- _Supplied passage_
--------------------------------

In [12]:
import nltk
from nltk.tokenize import word_tokenize
from nltk.corpus import stopwords
from nltk.stem import PorterStemmer
import os
from wikipediaapi import Wikipedia

class NLTKStanfordNER:
    """
    Named Entity Recognizer using NLTK and Stanford NER.

    @param stanford_ner_path: Path to the Stanford NER tool directory.
    @param jar_path: Path to the Stanford NER JAR file.
    @param model_path: Path to the Stanford NER model file.
    """

    def __init__(self, stanford_ner_path, jar_path, model_path):
        """
        Initialize the Named Entity Recognizer.

        @param stanford_ner_path: Path to the Stanford NER tool directory.
        @param jar_path: Path to the Stanford NER JAR file.
        @param model_path: Path to the Stanford NER model file.
        """
        self.stanford_ner_path = stanford_ner_path
        self.jar_path = jar_path
        self.model_path = model_path
        self.stanford_ner = nltk.tag.StanfordNERTagger(model_filename=model_path, path_to_jar=jar_path)
        self.wikipedia = Wikipedia(user_agent='WDPS 13')


    # Need to adjust the preprocessing function, for now doesnt work, doesnt return anything
    def process_text(self, text, current_entity="", stemmed=True):
        """
        Tokenize, remove stop words, and apply stemming to the input text.

        @param text: Input text to be processed.

--------------------------------

- _Data shown_
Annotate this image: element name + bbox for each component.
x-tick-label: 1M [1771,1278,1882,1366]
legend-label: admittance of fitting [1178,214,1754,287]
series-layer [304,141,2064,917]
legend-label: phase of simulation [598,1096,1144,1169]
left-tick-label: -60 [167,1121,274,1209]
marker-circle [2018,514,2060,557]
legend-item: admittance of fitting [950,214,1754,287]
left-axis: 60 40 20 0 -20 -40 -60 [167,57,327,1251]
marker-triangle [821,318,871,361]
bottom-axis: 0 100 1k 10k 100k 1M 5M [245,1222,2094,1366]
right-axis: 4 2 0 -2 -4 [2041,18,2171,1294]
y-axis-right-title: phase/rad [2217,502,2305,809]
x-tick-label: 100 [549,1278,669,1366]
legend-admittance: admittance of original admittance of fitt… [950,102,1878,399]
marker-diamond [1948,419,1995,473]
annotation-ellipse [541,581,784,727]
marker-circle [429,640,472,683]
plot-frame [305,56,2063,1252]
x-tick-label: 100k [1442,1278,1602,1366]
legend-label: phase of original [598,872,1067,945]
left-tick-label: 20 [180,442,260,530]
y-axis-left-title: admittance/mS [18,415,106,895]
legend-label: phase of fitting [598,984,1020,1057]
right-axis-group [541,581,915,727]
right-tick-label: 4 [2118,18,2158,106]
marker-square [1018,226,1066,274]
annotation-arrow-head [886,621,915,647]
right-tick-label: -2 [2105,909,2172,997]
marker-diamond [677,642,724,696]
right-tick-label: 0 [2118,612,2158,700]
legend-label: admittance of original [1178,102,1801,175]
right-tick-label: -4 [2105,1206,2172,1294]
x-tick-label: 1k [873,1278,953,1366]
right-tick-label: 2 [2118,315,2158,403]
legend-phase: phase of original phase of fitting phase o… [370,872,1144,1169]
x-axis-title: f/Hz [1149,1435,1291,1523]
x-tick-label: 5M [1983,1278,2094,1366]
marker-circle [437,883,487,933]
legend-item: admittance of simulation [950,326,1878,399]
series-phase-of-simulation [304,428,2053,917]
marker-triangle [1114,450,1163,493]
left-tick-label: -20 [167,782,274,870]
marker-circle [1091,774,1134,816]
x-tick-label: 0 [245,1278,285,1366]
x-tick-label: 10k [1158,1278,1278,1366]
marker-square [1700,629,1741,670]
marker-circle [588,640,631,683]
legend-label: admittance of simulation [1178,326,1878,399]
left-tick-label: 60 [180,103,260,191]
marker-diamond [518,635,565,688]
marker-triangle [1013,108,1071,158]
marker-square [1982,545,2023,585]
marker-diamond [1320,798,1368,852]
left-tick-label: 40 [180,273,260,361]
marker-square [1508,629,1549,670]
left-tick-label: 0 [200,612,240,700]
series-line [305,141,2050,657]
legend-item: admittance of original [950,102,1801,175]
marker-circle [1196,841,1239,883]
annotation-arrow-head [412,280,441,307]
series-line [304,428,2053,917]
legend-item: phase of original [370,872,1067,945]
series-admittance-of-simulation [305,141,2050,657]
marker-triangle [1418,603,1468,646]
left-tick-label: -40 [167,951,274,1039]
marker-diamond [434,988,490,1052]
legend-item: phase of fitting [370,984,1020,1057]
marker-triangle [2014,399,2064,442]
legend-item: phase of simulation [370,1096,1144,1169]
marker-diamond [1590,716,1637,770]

--------------------------------

- _Work instructions_
Answer from the code listing:
(a) What user agent string is passed when the Wikipedia object is created?
(b) Which stemmer class is imported from nltk.stem?
(c) What is the default value of the stemmed parameter in process_text?

- _Full answer_
(a) 'WDPS 13'
(b) PorterStemmer
(c) True